• Task statement
Collect every line below that contains the word "SMAVG".

• Supplied data
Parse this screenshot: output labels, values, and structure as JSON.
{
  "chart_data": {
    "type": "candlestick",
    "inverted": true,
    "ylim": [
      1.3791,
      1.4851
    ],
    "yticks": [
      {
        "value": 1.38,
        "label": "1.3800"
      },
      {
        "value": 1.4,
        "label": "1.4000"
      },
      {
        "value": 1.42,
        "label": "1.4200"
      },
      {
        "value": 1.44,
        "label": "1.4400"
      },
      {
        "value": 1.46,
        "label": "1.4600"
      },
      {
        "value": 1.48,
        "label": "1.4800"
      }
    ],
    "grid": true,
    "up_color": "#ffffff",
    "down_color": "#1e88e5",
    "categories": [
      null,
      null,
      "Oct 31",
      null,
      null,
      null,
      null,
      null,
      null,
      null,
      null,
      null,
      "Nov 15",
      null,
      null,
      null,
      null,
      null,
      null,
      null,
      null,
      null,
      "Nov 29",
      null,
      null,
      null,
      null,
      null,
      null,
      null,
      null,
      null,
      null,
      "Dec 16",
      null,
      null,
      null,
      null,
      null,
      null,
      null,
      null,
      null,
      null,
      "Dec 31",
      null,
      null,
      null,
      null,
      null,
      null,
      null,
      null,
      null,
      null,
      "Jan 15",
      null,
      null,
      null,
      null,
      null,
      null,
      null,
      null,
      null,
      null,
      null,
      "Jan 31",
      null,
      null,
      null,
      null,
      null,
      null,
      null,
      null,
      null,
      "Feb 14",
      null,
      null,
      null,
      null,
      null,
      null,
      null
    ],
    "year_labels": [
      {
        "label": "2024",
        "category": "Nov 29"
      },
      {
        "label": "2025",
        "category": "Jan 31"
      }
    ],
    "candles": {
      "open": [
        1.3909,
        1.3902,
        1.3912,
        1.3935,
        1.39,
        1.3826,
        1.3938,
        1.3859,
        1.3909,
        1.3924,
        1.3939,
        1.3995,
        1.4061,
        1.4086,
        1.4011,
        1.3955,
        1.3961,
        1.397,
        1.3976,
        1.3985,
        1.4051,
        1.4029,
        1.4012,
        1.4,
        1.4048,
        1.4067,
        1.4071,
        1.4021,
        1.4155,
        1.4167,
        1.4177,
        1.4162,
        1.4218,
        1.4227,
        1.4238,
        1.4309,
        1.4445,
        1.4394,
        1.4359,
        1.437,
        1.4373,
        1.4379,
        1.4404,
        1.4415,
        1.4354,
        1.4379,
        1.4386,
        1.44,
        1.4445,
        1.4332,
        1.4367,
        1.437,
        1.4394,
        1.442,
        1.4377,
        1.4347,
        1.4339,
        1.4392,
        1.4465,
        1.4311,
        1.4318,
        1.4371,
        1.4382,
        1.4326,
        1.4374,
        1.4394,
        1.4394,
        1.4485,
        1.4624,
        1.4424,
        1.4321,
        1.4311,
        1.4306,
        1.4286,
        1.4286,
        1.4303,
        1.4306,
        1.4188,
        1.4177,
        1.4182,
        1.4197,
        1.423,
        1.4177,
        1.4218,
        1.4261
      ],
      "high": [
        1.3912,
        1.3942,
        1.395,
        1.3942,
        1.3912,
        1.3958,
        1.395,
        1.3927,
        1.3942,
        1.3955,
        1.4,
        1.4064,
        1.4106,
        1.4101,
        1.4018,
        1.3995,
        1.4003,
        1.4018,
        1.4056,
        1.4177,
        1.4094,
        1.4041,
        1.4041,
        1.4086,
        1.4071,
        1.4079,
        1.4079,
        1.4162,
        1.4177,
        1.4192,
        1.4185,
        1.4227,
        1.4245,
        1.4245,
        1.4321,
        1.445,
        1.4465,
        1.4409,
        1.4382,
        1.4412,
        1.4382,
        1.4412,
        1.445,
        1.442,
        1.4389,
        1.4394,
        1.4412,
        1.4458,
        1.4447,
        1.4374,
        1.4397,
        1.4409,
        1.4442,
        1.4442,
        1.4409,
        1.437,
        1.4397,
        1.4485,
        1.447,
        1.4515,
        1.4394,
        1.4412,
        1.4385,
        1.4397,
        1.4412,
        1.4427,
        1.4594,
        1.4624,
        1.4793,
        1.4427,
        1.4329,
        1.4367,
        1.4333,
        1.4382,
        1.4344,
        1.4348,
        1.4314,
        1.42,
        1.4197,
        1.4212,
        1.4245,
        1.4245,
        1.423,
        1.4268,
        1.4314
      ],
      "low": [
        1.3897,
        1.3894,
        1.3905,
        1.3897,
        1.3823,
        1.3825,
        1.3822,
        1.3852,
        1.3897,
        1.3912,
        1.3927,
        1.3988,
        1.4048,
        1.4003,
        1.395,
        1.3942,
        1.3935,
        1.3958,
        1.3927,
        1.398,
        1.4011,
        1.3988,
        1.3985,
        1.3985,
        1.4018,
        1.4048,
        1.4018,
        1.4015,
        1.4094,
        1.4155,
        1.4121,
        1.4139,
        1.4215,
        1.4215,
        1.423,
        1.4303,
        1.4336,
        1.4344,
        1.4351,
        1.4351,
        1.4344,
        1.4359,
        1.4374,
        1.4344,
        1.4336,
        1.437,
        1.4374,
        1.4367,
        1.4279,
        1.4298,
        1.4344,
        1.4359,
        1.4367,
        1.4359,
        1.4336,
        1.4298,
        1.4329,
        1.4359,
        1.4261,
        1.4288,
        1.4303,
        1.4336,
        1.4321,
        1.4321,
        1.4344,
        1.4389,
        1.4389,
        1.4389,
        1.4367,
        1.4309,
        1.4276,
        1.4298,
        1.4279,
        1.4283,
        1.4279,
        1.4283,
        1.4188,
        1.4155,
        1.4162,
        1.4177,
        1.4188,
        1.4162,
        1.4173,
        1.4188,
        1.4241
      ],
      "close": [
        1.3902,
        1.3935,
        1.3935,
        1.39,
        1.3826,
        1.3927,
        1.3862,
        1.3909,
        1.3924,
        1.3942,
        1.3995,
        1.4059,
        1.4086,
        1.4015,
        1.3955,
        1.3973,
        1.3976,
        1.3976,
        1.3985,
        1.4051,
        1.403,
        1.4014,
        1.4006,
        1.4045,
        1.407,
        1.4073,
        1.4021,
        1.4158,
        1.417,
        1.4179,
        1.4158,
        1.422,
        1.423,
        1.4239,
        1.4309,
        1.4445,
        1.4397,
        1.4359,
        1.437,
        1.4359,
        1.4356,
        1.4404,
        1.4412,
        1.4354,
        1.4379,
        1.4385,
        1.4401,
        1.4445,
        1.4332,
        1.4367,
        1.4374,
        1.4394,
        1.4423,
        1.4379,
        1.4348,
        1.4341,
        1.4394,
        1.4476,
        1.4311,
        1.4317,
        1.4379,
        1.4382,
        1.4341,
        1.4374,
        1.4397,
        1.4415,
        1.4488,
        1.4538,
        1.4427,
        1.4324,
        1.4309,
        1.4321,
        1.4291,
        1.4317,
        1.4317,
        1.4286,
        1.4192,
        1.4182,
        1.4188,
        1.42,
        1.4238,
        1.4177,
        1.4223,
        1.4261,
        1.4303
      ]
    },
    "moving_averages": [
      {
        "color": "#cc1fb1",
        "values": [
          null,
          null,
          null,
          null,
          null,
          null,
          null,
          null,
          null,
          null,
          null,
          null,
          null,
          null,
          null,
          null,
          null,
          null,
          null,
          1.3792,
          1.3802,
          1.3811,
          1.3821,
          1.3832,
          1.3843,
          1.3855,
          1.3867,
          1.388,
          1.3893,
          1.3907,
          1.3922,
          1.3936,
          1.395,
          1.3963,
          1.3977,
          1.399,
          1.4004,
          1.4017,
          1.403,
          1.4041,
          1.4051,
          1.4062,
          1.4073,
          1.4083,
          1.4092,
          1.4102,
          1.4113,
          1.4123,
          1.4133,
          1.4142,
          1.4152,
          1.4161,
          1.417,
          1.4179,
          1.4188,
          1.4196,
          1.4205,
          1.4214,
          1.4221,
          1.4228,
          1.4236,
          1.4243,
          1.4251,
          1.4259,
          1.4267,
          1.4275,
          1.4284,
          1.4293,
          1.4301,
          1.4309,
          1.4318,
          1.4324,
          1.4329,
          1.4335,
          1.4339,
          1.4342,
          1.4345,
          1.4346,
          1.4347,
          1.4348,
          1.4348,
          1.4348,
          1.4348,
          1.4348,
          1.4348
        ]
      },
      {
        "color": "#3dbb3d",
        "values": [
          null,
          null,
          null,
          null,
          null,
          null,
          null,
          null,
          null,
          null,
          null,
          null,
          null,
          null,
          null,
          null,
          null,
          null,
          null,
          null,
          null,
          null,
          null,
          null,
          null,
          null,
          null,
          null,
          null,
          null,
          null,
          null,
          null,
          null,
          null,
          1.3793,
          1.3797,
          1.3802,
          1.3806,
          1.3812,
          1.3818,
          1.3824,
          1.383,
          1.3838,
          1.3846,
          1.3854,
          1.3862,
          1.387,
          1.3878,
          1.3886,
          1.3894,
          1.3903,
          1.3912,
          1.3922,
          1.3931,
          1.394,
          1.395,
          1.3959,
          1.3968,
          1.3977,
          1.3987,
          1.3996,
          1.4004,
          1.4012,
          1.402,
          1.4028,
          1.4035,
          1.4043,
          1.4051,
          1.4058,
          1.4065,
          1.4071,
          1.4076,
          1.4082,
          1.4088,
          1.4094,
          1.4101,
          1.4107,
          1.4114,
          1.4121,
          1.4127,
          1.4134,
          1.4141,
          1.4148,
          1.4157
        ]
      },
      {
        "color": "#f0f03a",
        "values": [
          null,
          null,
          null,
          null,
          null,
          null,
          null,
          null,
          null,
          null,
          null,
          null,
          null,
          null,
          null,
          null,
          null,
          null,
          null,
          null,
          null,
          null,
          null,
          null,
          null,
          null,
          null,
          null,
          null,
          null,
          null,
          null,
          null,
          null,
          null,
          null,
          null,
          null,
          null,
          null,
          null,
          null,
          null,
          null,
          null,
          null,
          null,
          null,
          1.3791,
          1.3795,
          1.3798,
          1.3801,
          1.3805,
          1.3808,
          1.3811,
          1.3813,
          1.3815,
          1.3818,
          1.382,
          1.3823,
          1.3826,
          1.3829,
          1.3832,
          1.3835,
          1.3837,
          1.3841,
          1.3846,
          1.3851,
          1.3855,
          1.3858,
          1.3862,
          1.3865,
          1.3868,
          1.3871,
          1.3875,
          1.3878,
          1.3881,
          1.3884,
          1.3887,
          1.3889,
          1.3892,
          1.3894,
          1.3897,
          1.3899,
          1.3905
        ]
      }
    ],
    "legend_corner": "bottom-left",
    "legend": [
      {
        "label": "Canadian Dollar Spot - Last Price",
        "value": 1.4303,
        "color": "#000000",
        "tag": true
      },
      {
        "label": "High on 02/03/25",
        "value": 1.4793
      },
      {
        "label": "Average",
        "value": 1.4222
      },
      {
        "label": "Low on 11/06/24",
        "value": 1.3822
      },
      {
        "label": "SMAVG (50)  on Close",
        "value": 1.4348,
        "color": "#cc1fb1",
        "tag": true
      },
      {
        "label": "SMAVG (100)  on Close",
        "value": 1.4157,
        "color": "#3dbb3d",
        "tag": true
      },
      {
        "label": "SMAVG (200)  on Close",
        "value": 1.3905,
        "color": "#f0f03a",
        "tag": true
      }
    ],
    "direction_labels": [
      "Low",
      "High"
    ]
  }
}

• Completed exercise
        "label": "SMAVG (50)  on Close",
        "label": "SMAVG (100)  on Close",
        "label": "SMAVG (200)  on Close",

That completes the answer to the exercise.